OBJECTIVE: Reproduce every line of the material below word for word, leaving out the pictures.

Records from a data collection:
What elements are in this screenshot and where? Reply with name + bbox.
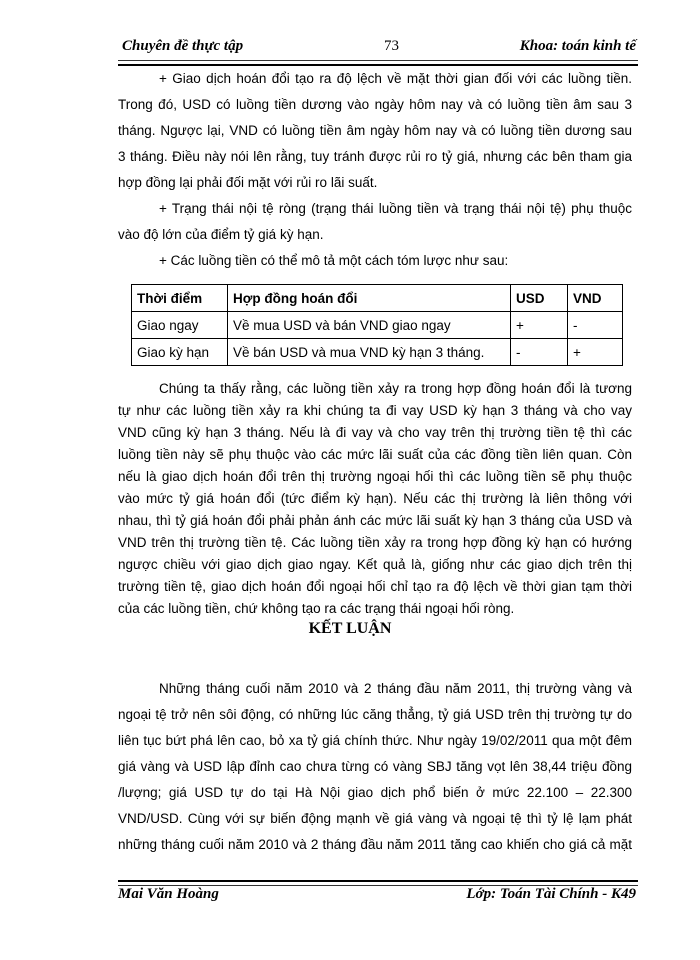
table-cell: - bbox=[568, 312, 623, 339]
text-line: ngoại tệ trở nên sôi động, có những lúc căng thẳng, tỷ giá USD trên thị trường tự do bbox=[118, 707, 632, 722]
table-cell: Về mua USD và bán VND giao ngay bbox=[228, 312, 511, 339]
text-line: VND trên thị trường tiền tệ. Các luồng tiền xảy ra trong hợp đồng kỳ hạn có hướng bbox=[118, 535, 632, 550]
table-cell: Về bán USD và mua VND kỳ hạn 3 tháng. bbox=[228, 339, 511, 366]
paragraph-2 bbox=[118, 196, 632, 248]
text-line: liên tục bứt phá lên cao, bỏ xa tỷ giá chính thức. Như ngày 19/02/2011 qua một đêm bbox=[118, 733, 632, 748]
paragraph-3 bbox=[118, 248, 632, 274]
paragraph-1 bbox=[118, 66, 632, 196]
table-header-cell: Hợp đồng hoán đổi bbox=[228, 285, 511, 312]
table-header-cell: Thời điểm bbox=[132, 285, 228, 312]
text-line: trường tiền tệ, giao dịch hoán đổi ngoại hối chỉ tạo ra độ lệch về thời gian tạm thời bbox=[118, 579, 632, 594]
paragraph-5 bbox=[118, 676, 632, 858]
text-line: vào độ lớn của điểm tỷ giá kỳ hạn. bbox=[118, 227, 324, 242]
page-header bbox=[122, 38, 636, 60]
text-line: nếu là giao dịch hoán đổi trên thị trường ngoại hối thì các luồng tiền sẽ phụ thuộc bbox=[118, 469, 632, 484]
text-line: những tháng cuối năm 2010 và 2 tháng đầu năm 2011 tăng cao khiến cho giá cả mặt bbox=[118, 837, 632, 852]
table-cell: - bbox=[511, 339, 568, 366]
text-line: luồng tiền này sẽ phụ thuộc vào các mức lãi suất của các đồng tiền liên quan. Còn bbox=[118, 447, 632, 462]
table-cell: Giao kỳ hạn bbox=[132, 339, 228, 366]
table-header-cell: VND bbox=[568, 285, 623, 312]
table-cell: + bbox=[511, 312, 568, 339]
text-line: giá vàng và USD lập đỉnh cao chưa từng có vàng SBJ tăng vọt lên 38,44 triệu đồng bbox=[118, 759, 632, 774]
footer-class: Lớp: Toán Tài Chính - K49 bbox=[466, 886, 636, 902]
text-line: Những tháng cuối năm 2010 và 2 tháng đầu năm 2011, thị trường vàng và bbox=[159, 681, 632, 696]
section-title: KẾT LUẬN bbox=[308, 620, 392, 637]
table-cell: + bbox=[568, 339, 623, 366]
text-line: Chúng ta thấy rằng, các luồng tiền xảy ra trong hợp đồng hoán đổi là tương bbox=[159, 381, 632, 396]
table-header-cell: USD bbox=[511, 285, 568, 312]
text-line: /lượng; giá USD tự do tại Hà Nội giao dịch phổ biến ở mức 22.100 – 22.300 bbox=[118, 785, 632, 800]
text-line: + Trạng thái nội tệ ròng (trạng thái luồng tiền và trạng thái nội tệ) phụ thuộc bbox=[159, 201, 632, 216]
table-row bbox=[132, 339, 623, 366]
page-number: 73 bbox=[384, 38, 399, 54]
text-line: VND/USD. Cùng với sự biến động mạnh về giá vàng và ngoại tệ thì tỷ lệ lạm phát bbox=[118, 811, 632, 826]
text-line: VND cũng kỳ hạn 3 tháng. Nếu là đi vay và cho vay trên thị trường tiền tệ thì các bbox=[118, 425, 632, 440]
text-line: vào mức tỷ giá hoán đổi (tức điểm kỳ hạn). Nếu các thị trường là liên thông với bbox=[118, 491, 632, 506]
paragraph-4 bbox=[118, 378, 632, 620]
text-line: của các luồng tiền, chứ không tạo ra các trạng thái ngoại hối ròng. bbox=[118, 601, 515, 616]
table-cell: Giao ngay bbox=[132, 312, 228, 339]
footer-author: Mai Văn Hoàng bbox=[118, 886, 219, 902]
text-line: 3 tháng. Điều này nói lên rằng, tuy tránh được rủi ro tỷ giá, nhưng các bên tham gia bbox=[118, 149, 632, 164]
page-footer bbox=[118, 886, 636, 908]
cash-flow-table bbox=[131, 284, 623, 366]
text-line: Trong đó, USD có luồng tiền dương vào ngày hôm nay và có luồng tiền âm sau 3 bbox=[118, 97, 632, 112]
header-right-title: Khoa: toán kinh tế bbox=[519, 38, 636, 54]
text-line: tháng. Ngược lại, VND có luồng tiền âm ngày hôm nay và có luồng tiền dương sau bbox=[118, 123, 632, 138]
table-row bbox=[132, 312, 623, 339]
text-line: nhau, thì tỷ giá hoán đổi phải phản ánh các mức lãi suất kỳ hạn 3 tháng của USD và bbox=[118, 513, 632, 528]
text-line: + Các luồng tiền có thể mô tả một cách tóm lược như sau: bbox=[159, 253, 509, 268]
table-header-row bbox=[132, 285, 623, 312]
text-line: + Giao dịch hoán đổi tạo ra độ lệch về mặt thời gian đối với các luồng tiền. bbox=[159, 71, 632, 86]
header-left-title: Chuyên đề thực tập bbox=[122, 38, 244, 54]
text-line: tự như các luồng tiền xảy ra khi chúng ta đi vay USD kỳ hạn 3 tháng và cho vay bbox=[118, 403, 632, 418]
text-line: ngược chiều với giao dịch giao ngay. Kết quả là, giống như các giao dịch trên thị bbox=[118, 557, 632, 572]
text-line: hợp đồng lại phải đối mặt với rủi ro lãi suất. bbox=[118, 175, 378, 190]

THE RESULT:
What elements are in this screenshot and where? Reply with name + bbox.
table-cell: - bbox=[568, 312, 623, 339]
text-line: ngoại tệ trở nên sôi động, có những lúc căng thẳng, tỷ giá USD trên thị trường tự do bbox=[118, 707, 632, 722]
table-cell: Về mua USD và bán VND giao ngay bbox=[228, 312, 511, 339]
text-line: VND trên thị trường tiền tệ. Các luồng tiền xảy ra trong hợp đồng kỳ hạn có hướng bbox=[118, 535, 632, 550]
table-cell: Về bán USD và mua VND kỳ hạn 3 tháng. bbox=[228, 339, 511, 366]
paragraph-2 bbox=[118, 196, 632, 248]
text-line: liên tục bứt phá lên cao, bỏ xa tỷ giá chính thức. Như ngày 19/02/2011 qua một đêm bbox=[118, 733, 632, 748]
paragraph-3 bbox=[118, 248, 632, 274]
paragraph-1 bbox=[118, 66, 632, 196]
table-header-cell: Hợp đồng hoán đổi bbox=[228, 285, 511, 312]
table-header-cell: Thời điểm bbox=[132, 285, 228, 312]
text-line: trường tiền tệ, giao dịch hoán đổi ngoại hối chỉ tạo ra độ lệch về thời gian tạm thời bbox=[118, 579, 632, 594]
paragraph-5 bbox=[118, 676, 632, 858]
text-line: vào độ lớn của điểm tỷ giá kỳ hạn. bbox=[118, 227, 324, 242]
page-header bbox=[122, 38, 636, 60]
text-line: nếu là giao dịch hoán đổi trên thị trường ngoại hối thì các luồng tiền sẽ phụ thuộc bbox=[118, 469, 632, 484]
text-line: những tháng cuối năm 2010 và 2 tháng đầu năm 2011 tăng cao khiến cho giá cả mặt bbox=[118, 837, 632, 852]
table-cell: - bbox=[511, 339, 568, 366]
text-line: luồng tiền này sẽ phụ thuộc vào các mức lãi suất của các đồng tiền liên quan. Còn bbox=[118, 447, 632, 462]
table-cell: Giao kỳ hạn bbox=[132, 339, 228, 366]
table-header-cell: VND bbox=[568, 285, 623, 312]
table-cell: + bbox=[511, 312, 568, 339]
text-line: giá vàng và USD lập đỉnh cao chưa từng có vàng SBJ tăng vọt lên 38,44 triệu đồng bbox=[118, 759, 632, 774]
footer-class: Lớp: Toán Tài Chính - K49 bbox=[466, 886, 636, 902]
text-line: Những tháng cuối năm 2010 và 2 tháng đầu năm 2011, thị trường vàng và bbox=[159, 681, 632, 696]
section-title: KẾT LUẬN bbox=[308, 620, 392, 637]
table-cell: + bbox=[568, 339, 623, 366]
text-line: Chúng ta thấy rằng, các luồng tiền xảy ra trong hợp đồng hoán đổi là tương bbox=[159, 381, 632, 396]
table-header-cell: USD bbox=[511, 285, 568, 312]
text-line: /lượng; giá USD tự do tại Hà Nội giao dịch phổ biến ở mức 22.100 – 22.300 bbox=[118, 785, 632, 800]
text-line: + Trạng thái nội tệ ròng (trạng thái luồng tiền và trạng thái nội tệ) phụ thuộc bbox=[159, 201, 632, 216]
table-row bbox=[132, 339, 623, 366]
page-number: 73 bbox=[384, 38, 399, 54]
text-line: VND/USD. Cùng với sự biến động mạnh về giá vàng và ngoại tệ thì tỷ lệ lạm phát bbox=[118, 811, 632, 826]
text-line: VND cũng kỳ hạn 3 tháng. Nếu là đi vay và cho vay trên thị trường tiền tệ thì các bbox=[118, 425, 632, 440]
text-line: vào mức tỷ giá hoán đổi (tức điểm kỳ hạn). Nếu các thị trường là liên thông với bbox=[118, 491, 632, 506]
paragraph-4 bbox=[118, 378, 632, 620]
text-line: của các luồng tiền, chứ không tạo ra các trạng thái ngoại hối ròng. bbox=[118, 601, 515, 616]
table-cell: Giao ngay bbox=[132, 312, 228, 339]
footer-author: Mai Văn Hoàng bbox=[118, 886, 219, 902]
text-line: 3 tháng. Điều này nói lên rằng, tuy tránh được rủi ro tỷ giá, nhưng các bên tham gia bbox=[118, 149, 632, 164]
page-footer bbox=[118, 886, 636, 908]
cash-flow-table bbox=[131, 284, 623, 366]
text-line: Trong đó, USD có luồng tiền dương vào ngày hôm nay và có luồng tiền âm sau 3 bbox=[118, 97, 632, 112]
header-right-title: Khoa: toán kinh tế bbox=[519, 38, 636, 54]
text-line: tháng. Ngược lại, VND có luồng tiền âm ngày hôm nay và có luồng tiền dương sau bbox=[118, 123, 632, 138]
table-row bbox=[132, 312, 623, 339]
text-line: nhau, thì tỷ giá hoán đổi phải phản ánh các mức lãi suất kỳ hạn 3 tháng của USD và bbox=[118, 513, 632, 528]
text-line: + Các luồng tiền có thể mô tả một cách tóm lược như sau: bbox=[159, 253, 509, 268]
table-header-row bbox=[132, 285, 623, 312]
text-line: + Giao dịch hoán đổi tạo ra độ lệch về mặt thời gian đối với các luồng tiền. bbox=[159, 71, 632, 86]
header-left-title: Chuyên đề thực tập bbox=[122, 38, 244, 54]
text-line: tự như các luồng tiền xảy ra khi chúng ta đi vay USD kỳ hạn 3 tháng và cho vay bbox=[118, 403, 632, 418]
text-line: ngược chiều với giao dịch giao ngay. Kết quả là, giống như các giao dịch trên thị bbox=[118, 557, 632, 572]
text-line: hợp đồng lại phải đối mặt với rủi ro lãi suất. bbox=[118, 175, 378, 190]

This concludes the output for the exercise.